• Request: Count lines, not occurrences: give the number of lines holding the word "Сумма", and nothing besides.

....................

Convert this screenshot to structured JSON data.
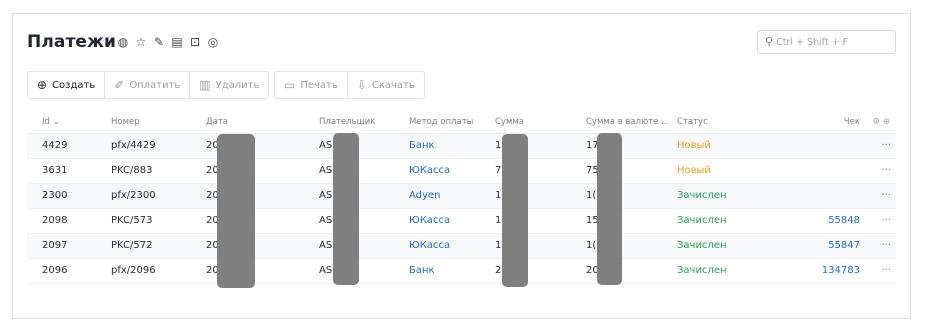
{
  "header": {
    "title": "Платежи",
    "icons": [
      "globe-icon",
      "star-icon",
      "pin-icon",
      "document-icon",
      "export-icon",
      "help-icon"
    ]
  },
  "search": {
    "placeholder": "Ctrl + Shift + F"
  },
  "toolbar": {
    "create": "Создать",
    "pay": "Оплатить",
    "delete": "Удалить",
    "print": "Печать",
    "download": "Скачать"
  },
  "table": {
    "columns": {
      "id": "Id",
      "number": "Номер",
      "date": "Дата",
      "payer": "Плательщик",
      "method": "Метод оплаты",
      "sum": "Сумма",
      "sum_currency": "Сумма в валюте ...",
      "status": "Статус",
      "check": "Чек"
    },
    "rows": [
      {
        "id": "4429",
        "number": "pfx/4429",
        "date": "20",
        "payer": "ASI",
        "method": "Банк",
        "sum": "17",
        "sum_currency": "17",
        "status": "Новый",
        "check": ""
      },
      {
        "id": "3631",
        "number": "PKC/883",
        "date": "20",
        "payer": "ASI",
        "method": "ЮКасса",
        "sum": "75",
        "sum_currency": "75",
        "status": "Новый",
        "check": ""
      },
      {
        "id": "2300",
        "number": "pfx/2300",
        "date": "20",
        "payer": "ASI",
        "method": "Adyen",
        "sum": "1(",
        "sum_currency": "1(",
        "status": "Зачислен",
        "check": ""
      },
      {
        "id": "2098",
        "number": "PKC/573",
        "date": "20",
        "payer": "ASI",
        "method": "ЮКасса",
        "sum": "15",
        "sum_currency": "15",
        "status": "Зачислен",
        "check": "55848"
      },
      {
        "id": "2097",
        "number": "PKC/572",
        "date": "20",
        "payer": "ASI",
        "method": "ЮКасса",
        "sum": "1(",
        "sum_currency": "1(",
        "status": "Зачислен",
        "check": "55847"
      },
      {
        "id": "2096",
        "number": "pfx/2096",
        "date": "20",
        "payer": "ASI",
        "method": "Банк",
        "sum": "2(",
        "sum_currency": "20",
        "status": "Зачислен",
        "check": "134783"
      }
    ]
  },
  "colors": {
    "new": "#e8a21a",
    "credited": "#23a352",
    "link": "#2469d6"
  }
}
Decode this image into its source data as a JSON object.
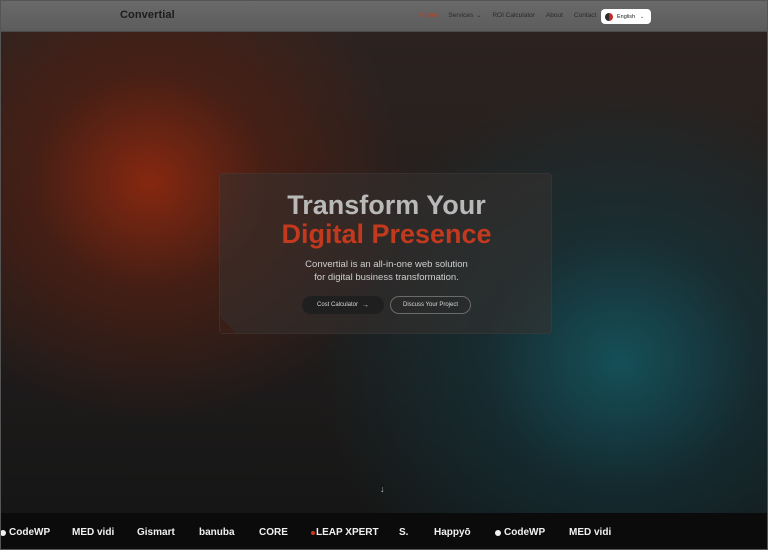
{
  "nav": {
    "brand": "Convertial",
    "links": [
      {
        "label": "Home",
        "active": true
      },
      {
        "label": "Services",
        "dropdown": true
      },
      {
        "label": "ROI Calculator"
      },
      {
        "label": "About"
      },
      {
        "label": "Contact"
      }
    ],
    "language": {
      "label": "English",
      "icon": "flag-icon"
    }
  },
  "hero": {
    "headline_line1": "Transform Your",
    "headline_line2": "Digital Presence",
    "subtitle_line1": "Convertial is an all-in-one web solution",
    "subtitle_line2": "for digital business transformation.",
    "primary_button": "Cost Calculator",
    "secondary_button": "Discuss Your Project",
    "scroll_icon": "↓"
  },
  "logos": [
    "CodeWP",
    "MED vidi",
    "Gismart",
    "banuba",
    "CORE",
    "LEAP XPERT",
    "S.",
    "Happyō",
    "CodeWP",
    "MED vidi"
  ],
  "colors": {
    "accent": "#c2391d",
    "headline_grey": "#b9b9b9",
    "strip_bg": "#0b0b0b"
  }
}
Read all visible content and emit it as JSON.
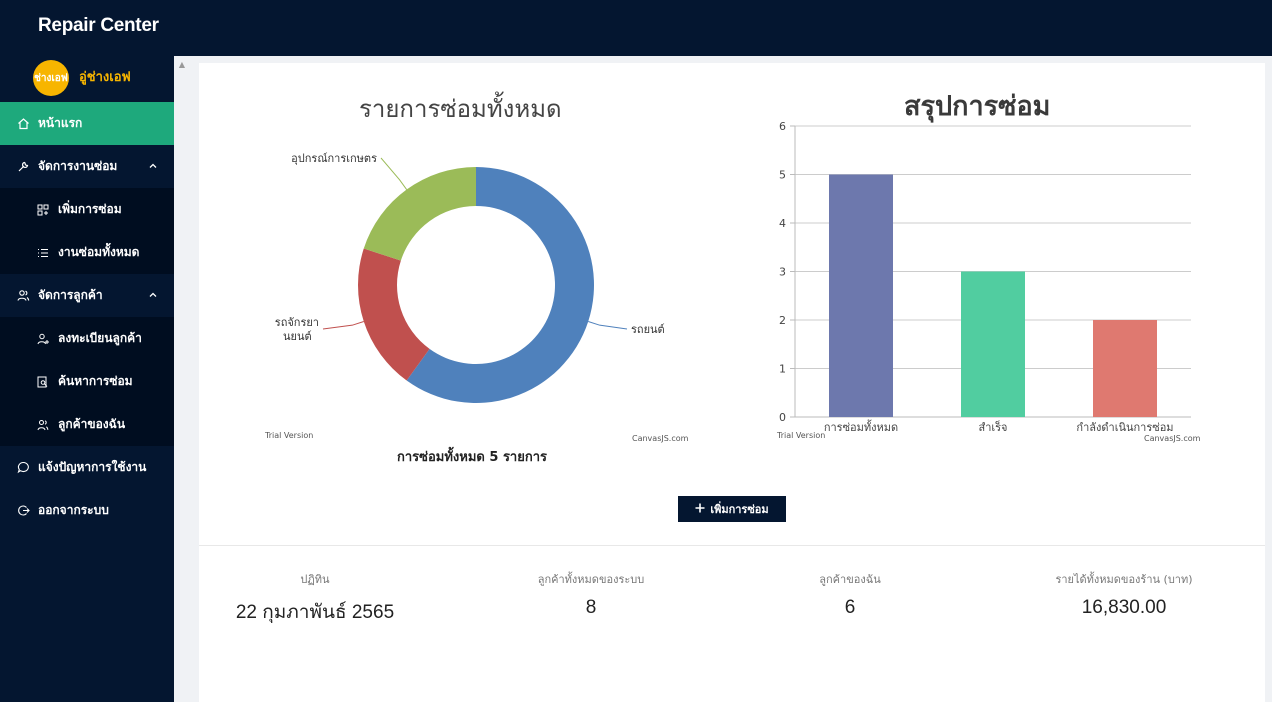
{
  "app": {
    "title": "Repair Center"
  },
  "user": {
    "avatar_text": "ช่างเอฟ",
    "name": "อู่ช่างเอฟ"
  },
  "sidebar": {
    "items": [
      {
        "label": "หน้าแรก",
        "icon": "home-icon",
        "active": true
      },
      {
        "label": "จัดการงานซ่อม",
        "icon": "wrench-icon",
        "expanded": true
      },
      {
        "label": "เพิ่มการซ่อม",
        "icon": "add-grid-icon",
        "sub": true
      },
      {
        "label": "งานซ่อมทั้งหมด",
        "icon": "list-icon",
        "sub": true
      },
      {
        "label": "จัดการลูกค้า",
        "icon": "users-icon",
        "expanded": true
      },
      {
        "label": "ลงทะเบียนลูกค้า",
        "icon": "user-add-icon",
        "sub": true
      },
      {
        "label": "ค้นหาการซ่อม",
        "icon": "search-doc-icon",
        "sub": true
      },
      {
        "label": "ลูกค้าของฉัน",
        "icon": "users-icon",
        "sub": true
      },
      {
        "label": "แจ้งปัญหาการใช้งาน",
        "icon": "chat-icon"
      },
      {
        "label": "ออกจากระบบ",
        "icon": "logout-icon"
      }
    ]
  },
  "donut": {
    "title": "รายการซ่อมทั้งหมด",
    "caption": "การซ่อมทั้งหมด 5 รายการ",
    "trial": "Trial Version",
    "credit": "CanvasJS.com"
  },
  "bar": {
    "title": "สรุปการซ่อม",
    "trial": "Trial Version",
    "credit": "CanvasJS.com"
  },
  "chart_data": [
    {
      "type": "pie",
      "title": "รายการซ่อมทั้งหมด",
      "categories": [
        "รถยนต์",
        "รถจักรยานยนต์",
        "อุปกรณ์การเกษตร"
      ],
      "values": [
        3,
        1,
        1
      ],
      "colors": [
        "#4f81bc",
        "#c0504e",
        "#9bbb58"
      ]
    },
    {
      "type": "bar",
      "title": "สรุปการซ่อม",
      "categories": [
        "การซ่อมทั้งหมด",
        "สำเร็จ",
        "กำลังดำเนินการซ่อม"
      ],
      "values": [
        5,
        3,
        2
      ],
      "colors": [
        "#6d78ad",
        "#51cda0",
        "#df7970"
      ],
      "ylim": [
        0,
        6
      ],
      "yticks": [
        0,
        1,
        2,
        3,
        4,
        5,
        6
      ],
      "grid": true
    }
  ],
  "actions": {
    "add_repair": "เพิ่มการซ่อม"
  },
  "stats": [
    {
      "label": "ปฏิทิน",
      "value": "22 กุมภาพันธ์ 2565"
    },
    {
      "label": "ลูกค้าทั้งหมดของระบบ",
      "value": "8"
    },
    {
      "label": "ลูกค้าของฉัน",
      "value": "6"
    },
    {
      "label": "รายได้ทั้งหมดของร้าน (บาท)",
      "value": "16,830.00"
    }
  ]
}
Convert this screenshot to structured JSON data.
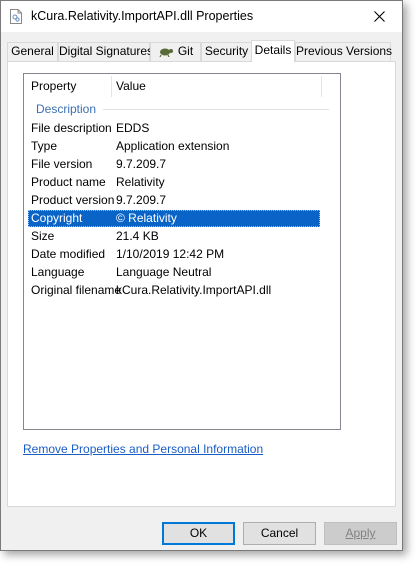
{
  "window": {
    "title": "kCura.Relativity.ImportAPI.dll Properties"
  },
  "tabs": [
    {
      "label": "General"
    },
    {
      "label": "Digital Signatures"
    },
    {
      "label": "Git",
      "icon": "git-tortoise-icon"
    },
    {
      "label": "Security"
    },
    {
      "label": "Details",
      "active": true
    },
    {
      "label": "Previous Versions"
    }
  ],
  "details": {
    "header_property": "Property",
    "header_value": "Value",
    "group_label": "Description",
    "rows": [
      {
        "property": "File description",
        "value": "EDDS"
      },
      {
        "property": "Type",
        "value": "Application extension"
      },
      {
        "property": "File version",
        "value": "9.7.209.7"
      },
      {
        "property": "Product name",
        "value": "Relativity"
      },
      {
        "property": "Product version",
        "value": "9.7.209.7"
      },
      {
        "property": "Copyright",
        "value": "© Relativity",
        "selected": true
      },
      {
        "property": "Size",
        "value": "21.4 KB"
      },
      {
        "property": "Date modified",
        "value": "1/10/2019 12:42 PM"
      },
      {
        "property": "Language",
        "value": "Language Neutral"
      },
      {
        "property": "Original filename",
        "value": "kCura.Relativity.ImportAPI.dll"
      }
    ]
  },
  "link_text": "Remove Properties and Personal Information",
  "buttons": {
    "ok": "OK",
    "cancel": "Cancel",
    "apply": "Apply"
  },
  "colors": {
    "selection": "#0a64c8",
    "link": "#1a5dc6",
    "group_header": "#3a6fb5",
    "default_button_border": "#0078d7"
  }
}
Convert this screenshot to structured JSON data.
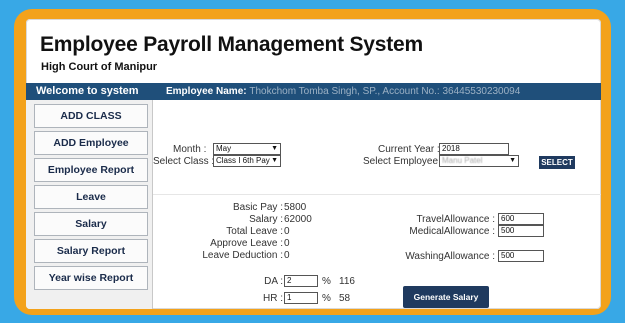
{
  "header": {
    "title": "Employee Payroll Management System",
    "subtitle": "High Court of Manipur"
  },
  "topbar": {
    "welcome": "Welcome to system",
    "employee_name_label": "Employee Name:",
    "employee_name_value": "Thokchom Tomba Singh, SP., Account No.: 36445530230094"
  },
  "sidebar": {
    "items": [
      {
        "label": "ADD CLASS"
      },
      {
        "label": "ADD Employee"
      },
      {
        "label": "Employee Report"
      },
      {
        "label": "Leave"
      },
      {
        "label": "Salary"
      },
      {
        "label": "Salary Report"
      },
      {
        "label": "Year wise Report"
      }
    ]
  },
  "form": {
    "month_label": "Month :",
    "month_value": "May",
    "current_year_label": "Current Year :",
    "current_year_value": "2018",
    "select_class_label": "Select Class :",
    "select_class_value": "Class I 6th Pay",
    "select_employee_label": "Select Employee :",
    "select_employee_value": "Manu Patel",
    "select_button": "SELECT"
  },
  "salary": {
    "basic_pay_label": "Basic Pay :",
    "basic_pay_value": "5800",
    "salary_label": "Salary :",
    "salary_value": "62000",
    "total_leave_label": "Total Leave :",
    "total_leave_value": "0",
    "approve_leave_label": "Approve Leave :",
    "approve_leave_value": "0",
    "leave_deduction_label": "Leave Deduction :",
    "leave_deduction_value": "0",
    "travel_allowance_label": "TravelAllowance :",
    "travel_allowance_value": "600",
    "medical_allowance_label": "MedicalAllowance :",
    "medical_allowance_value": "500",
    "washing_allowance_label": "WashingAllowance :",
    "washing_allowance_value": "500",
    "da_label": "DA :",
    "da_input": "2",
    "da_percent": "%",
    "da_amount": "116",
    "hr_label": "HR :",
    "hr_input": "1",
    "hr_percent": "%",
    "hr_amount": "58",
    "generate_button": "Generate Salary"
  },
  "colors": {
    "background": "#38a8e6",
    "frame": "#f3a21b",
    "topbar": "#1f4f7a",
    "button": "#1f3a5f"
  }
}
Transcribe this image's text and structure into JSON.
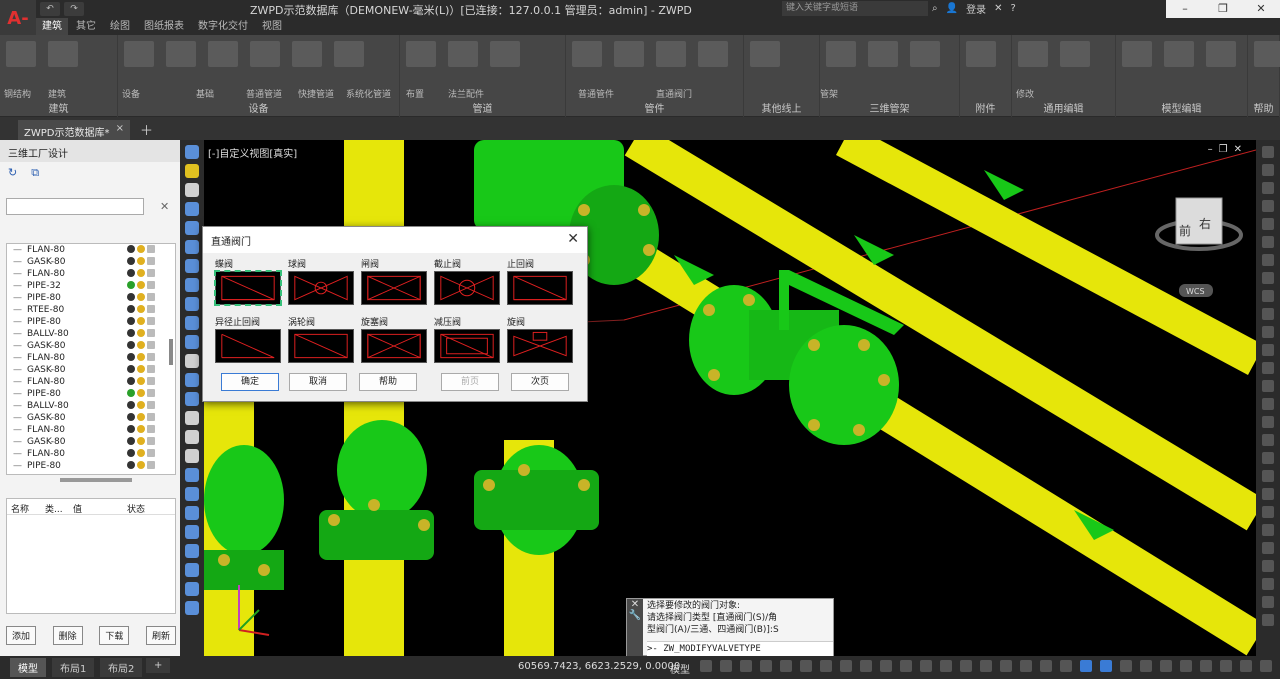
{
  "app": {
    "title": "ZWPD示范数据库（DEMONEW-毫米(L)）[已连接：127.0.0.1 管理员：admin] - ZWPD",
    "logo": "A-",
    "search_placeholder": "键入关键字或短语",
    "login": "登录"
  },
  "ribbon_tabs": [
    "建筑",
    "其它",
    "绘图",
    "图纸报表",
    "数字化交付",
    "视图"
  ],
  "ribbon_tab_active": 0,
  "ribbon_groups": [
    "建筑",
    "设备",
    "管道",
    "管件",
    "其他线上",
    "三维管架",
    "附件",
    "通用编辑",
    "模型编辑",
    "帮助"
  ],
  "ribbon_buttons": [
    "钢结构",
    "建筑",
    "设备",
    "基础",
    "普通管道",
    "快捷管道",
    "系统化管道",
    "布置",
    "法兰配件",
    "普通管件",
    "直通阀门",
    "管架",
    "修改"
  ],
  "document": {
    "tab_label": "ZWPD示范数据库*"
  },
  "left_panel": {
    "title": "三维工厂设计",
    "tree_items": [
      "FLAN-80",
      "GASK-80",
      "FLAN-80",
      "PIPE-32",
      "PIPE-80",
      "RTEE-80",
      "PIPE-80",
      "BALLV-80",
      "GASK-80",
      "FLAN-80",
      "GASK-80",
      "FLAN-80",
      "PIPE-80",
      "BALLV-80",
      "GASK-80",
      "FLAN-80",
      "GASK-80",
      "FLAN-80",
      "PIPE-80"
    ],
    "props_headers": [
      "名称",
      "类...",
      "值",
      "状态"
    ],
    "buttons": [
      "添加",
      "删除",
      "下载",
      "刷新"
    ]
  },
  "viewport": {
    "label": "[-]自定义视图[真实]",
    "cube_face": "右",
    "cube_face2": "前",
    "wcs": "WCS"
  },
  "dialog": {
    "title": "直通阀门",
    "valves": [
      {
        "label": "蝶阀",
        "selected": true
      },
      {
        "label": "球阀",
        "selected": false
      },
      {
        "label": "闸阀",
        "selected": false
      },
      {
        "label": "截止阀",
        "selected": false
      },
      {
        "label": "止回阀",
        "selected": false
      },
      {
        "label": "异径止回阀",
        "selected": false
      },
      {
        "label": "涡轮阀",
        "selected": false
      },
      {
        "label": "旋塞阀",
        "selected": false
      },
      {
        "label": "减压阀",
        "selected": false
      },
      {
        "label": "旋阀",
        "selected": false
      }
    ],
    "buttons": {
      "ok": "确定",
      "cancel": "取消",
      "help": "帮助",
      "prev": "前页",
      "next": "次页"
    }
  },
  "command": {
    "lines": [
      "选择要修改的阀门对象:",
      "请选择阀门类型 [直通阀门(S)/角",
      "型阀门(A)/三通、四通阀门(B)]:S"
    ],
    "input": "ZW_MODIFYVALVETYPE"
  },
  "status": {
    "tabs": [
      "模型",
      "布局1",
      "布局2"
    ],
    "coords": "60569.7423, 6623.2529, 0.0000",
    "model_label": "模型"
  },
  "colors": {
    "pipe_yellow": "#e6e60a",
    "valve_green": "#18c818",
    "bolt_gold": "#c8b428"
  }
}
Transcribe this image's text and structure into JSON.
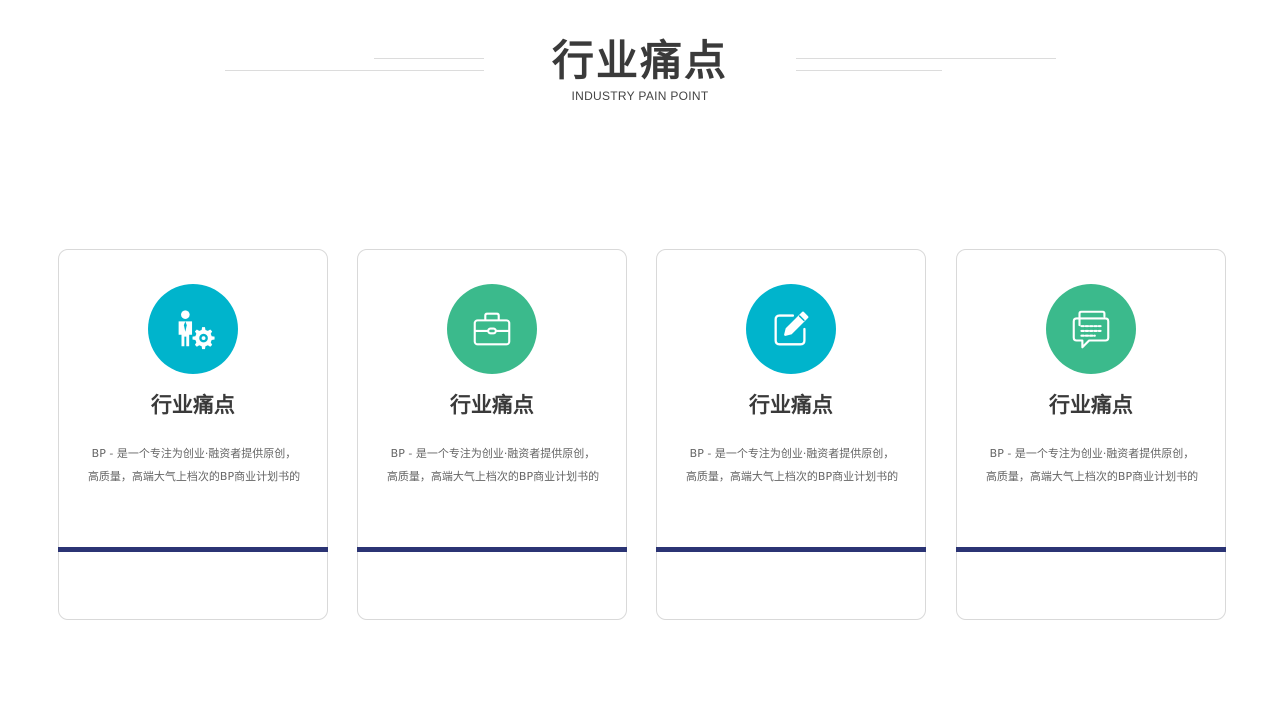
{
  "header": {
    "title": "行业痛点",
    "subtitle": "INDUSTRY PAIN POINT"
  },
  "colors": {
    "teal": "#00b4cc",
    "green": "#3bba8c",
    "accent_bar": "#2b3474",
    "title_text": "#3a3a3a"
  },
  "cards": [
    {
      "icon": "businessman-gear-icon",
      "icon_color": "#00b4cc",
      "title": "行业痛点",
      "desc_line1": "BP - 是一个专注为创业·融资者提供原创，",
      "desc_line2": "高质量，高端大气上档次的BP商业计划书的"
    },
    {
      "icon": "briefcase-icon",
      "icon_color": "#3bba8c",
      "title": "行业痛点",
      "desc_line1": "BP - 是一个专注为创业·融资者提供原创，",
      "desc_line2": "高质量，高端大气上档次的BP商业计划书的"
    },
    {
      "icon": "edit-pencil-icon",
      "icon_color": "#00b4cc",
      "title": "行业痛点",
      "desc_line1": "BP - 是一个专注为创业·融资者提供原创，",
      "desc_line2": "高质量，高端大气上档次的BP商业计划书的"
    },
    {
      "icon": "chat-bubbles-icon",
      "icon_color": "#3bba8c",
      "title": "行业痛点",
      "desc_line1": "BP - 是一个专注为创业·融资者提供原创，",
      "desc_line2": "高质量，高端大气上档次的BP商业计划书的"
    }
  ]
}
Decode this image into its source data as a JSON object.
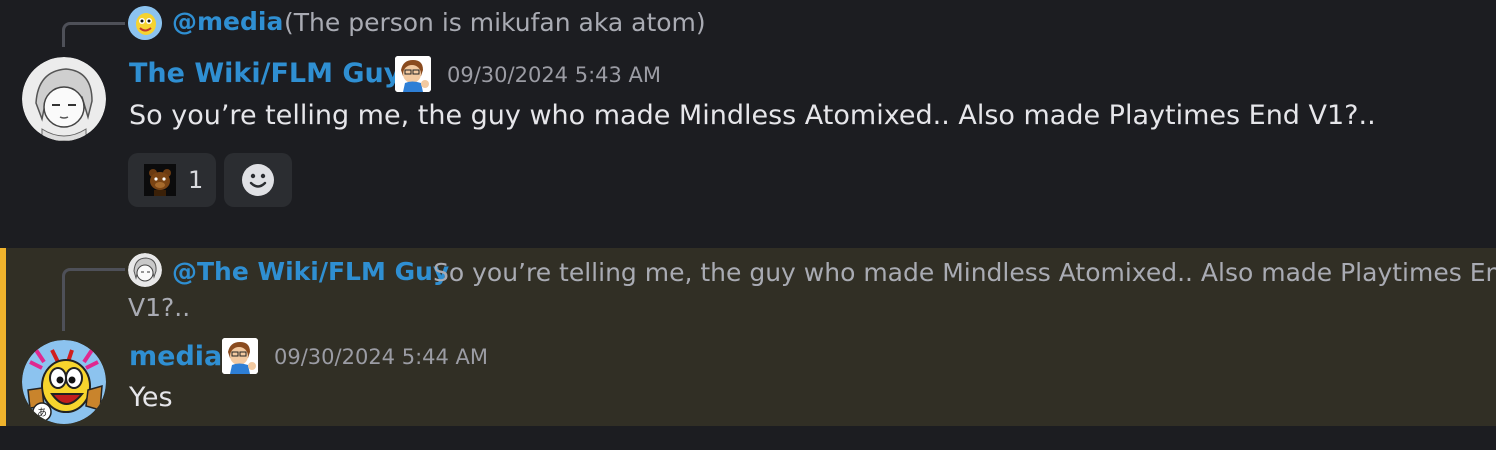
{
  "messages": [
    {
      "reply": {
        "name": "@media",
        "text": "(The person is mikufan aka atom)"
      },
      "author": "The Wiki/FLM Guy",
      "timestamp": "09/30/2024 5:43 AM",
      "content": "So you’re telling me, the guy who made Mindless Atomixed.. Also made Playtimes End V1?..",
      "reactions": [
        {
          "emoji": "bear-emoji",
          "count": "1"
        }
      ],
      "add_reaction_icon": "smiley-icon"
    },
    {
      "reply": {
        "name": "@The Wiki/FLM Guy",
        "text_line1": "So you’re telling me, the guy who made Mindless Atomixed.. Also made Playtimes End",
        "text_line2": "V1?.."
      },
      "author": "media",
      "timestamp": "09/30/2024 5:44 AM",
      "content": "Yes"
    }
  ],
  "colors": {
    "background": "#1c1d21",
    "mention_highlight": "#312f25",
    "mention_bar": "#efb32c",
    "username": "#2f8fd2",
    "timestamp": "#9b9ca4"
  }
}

....................

• Complete response: 2